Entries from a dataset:

◇ ◇ ◇ ◇ ◇ ◇ ◇

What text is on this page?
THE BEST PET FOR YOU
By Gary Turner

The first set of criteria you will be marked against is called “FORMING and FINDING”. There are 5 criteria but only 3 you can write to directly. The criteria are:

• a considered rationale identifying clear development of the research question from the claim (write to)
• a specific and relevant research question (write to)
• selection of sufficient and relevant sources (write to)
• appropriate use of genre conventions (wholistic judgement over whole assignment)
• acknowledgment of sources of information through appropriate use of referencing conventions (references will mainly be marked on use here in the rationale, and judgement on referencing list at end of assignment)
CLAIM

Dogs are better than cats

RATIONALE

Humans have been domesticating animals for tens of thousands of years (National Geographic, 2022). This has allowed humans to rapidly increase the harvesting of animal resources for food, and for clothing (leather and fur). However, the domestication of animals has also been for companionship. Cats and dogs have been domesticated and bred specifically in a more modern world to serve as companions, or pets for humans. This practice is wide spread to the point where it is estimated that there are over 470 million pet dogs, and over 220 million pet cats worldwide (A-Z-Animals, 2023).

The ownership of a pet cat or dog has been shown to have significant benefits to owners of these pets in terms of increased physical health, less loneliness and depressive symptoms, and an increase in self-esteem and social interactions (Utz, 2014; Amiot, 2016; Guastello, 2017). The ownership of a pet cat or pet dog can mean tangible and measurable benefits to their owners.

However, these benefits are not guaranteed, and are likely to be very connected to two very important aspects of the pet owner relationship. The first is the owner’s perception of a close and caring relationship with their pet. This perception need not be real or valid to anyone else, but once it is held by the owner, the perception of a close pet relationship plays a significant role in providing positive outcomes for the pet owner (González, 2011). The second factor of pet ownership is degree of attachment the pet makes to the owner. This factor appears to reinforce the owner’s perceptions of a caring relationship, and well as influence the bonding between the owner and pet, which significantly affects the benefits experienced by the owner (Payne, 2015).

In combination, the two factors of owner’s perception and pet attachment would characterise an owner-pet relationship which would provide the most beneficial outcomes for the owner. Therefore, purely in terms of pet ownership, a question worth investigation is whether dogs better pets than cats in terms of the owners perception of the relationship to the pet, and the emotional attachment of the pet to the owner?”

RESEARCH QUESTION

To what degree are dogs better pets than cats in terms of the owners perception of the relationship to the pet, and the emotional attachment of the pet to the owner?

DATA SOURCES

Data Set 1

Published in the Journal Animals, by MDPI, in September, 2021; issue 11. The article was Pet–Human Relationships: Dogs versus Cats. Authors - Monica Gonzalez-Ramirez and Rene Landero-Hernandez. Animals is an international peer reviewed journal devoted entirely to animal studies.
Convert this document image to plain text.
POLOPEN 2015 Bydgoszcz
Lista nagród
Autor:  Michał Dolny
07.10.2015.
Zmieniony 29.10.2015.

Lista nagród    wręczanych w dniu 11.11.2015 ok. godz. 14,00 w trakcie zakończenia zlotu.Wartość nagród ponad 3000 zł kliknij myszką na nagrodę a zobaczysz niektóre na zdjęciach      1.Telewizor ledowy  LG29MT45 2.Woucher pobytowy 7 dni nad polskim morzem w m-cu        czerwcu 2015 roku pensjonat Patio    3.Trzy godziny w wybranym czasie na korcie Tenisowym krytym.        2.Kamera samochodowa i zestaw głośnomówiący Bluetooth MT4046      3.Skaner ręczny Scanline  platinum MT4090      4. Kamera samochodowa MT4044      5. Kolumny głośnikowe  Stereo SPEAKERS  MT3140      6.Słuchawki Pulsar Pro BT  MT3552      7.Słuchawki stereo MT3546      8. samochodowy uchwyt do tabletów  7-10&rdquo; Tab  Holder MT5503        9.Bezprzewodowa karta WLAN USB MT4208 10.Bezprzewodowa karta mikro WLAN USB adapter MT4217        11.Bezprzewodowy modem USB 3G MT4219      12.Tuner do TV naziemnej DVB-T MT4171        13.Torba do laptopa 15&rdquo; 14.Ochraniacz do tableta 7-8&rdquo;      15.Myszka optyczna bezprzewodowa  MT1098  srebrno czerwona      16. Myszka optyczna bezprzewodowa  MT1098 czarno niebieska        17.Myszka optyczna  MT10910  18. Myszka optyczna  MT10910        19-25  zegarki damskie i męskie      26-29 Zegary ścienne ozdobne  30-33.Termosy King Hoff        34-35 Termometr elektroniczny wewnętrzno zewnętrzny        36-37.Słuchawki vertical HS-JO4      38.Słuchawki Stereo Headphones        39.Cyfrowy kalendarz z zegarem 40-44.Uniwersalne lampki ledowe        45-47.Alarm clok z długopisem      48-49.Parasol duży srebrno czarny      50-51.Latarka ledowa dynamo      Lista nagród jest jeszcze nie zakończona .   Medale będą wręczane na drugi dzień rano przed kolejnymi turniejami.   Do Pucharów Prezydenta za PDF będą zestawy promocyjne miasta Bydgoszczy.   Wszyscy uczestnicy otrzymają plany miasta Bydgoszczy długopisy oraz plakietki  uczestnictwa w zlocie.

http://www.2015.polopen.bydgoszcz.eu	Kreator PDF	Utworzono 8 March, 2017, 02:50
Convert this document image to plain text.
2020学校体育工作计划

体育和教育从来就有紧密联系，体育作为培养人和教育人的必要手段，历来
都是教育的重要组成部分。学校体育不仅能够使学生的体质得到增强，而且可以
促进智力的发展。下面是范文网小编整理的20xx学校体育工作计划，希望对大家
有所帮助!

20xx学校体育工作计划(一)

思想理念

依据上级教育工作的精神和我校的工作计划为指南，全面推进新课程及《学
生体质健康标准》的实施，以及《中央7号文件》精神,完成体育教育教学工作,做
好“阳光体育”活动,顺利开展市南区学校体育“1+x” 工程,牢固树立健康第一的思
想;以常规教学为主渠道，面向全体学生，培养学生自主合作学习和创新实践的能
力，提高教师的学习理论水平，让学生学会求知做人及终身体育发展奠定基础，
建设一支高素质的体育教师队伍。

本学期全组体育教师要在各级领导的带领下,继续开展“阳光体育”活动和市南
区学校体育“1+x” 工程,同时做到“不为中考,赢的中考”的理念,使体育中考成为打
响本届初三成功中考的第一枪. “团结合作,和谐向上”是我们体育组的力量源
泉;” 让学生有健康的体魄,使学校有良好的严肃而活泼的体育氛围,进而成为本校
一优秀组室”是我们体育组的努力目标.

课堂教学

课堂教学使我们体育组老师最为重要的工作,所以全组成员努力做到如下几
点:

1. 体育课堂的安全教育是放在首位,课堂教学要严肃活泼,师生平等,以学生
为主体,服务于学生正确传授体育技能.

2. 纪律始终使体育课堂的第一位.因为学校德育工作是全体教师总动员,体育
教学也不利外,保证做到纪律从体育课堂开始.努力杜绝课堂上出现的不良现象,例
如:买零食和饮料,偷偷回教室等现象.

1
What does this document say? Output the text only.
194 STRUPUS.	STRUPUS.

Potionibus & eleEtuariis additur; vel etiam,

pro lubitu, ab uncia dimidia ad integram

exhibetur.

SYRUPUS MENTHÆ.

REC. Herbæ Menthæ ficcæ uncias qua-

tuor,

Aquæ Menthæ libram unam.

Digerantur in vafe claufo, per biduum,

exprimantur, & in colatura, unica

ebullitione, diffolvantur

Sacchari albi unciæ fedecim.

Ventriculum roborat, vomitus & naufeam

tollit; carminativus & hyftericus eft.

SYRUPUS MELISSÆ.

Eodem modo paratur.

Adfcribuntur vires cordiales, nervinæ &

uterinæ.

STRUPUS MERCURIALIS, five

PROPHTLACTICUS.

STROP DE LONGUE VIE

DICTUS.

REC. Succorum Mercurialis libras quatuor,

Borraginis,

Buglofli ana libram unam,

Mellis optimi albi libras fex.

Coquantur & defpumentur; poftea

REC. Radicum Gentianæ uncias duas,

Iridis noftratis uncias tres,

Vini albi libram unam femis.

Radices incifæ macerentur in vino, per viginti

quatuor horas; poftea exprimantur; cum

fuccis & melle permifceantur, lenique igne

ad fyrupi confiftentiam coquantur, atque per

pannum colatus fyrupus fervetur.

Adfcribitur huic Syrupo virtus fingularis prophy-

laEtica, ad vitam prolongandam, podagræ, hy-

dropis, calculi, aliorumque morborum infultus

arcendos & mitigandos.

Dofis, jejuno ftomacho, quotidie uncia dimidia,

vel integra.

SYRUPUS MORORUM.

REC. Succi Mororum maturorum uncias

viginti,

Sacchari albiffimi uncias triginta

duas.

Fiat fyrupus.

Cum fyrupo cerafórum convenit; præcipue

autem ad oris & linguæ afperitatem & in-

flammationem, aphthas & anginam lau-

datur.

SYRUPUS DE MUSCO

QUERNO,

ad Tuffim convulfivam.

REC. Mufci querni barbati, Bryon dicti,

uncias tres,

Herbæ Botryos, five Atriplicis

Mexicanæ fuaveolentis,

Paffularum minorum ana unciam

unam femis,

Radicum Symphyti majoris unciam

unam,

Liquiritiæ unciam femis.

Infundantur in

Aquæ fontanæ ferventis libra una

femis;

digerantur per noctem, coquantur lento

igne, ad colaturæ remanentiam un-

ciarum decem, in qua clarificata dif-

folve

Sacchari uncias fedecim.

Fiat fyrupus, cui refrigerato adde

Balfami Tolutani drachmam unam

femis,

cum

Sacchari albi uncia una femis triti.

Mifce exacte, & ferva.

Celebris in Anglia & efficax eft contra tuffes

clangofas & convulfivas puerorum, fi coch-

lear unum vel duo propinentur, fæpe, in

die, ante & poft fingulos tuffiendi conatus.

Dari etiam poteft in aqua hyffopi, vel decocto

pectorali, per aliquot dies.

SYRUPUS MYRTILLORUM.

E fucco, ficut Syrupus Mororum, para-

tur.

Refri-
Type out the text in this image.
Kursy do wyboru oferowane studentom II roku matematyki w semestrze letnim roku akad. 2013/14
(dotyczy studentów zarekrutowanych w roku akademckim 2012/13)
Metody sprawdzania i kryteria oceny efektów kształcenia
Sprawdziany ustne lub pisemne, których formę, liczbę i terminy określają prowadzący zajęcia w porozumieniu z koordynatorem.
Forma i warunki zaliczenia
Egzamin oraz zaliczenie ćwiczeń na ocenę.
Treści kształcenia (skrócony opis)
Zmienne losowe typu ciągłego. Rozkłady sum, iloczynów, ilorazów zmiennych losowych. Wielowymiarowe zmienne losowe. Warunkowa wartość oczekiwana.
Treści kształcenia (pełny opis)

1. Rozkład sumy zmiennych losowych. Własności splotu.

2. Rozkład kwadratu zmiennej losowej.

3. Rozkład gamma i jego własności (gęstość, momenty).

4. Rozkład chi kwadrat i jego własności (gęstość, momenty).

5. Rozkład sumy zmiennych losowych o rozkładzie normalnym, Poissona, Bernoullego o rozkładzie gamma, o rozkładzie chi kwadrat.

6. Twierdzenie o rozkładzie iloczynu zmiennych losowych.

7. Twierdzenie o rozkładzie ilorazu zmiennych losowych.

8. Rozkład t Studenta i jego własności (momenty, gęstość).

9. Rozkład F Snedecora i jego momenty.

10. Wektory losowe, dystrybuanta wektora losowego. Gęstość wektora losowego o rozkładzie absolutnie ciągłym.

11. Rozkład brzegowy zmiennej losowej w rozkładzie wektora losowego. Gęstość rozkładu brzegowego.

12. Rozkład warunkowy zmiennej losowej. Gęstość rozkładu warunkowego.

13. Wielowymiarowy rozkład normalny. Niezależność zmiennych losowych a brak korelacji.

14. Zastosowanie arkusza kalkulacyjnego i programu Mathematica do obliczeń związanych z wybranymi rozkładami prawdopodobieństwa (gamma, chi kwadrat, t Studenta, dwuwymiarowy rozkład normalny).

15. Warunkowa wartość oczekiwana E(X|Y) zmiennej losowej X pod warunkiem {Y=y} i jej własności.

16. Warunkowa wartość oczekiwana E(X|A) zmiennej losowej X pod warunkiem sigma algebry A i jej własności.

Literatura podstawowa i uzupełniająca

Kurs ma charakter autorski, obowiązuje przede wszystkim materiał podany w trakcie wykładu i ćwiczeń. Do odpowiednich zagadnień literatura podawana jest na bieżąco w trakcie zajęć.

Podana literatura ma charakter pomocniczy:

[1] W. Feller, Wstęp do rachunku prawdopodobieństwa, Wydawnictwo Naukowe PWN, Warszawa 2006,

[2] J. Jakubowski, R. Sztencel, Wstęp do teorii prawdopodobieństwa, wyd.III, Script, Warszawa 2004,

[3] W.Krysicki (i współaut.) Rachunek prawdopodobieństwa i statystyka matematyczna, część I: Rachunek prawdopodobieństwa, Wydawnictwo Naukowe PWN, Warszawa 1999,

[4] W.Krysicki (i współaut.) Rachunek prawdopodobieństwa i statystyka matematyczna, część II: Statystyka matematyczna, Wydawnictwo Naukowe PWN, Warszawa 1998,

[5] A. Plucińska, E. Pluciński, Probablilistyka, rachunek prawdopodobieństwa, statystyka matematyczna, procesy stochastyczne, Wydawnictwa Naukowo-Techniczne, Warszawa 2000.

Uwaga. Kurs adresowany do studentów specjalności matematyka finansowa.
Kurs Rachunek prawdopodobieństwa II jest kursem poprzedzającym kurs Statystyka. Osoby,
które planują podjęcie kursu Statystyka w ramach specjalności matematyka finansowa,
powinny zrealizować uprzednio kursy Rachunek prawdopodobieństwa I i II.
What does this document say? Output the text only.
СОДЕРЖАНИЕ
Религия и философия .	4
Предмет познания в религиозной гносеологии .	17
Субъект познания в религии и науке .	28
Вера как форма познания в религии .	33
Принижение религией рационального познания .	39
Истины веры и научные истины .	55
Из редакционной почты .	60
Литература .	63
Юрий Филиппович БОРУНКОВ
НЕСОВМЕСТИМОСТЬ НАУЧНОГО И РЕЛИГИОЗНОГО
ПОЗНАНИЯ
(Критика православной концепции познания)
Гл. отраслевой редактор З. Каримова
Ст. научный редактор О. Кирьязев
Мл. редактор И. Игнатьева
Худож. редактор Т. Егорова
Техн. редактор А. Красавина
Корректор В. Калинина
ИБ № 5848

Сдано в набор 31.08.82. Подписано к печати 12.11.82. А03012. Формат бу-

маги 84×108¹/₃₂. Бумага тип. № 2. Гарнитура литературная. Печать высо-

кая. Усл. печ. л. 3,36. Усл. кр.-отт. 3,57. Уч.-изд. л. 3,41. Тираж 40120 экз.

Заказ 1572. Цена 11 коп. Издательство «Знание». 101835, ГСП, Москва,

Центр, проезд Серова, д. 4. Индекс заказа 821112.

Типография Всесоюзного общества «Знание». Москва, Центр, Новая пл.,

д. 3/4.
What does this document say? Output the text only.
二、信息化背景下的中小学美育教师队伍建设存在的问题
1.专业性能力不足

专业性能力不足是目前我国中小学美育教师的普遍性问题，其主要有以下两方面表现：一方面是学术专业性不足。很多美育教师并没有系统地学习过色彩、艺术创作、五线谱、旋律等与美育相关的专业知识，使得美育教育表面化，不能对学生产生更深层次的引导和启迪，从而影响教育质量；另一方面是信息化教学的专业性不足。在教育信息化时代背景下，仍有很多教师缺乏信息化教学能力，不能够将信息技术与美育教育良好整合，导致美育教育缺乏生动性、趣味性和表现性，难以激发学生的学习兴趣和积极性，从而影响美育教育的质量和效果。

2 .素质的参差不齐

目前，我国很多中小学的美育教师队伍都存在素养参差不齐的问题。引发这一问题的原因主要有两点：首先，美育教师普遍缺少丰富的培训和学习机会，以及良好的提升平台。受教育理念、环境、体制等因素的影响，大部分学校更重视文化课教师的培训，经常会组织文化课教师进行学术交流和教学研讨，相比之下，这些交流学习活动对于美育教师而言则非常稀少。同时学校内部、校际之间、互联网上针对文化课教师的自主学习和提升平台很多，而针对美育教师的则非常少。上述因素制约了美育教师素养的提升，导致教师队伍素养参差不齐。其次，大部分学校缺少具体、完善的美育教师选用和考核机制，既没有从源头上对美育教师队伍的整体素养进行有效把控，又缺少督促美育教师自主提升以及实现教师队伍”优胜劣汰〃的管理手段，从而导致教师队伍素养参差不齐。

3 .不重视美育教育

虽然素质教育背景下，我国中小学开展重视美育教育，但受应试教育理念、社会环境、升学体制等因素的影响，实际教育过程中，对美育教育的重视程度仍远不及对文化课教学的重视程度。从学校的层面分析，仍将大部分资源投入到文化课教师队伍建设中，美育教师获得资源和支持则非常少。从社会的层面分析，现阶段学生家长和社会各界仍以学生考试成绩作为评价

◇ ◇ ◇ ◇ ◇ ◇ ◇

Pick out the lines containing the string "duas" and show them.

REC. Radicum Gentianæ uncias duas,
duas.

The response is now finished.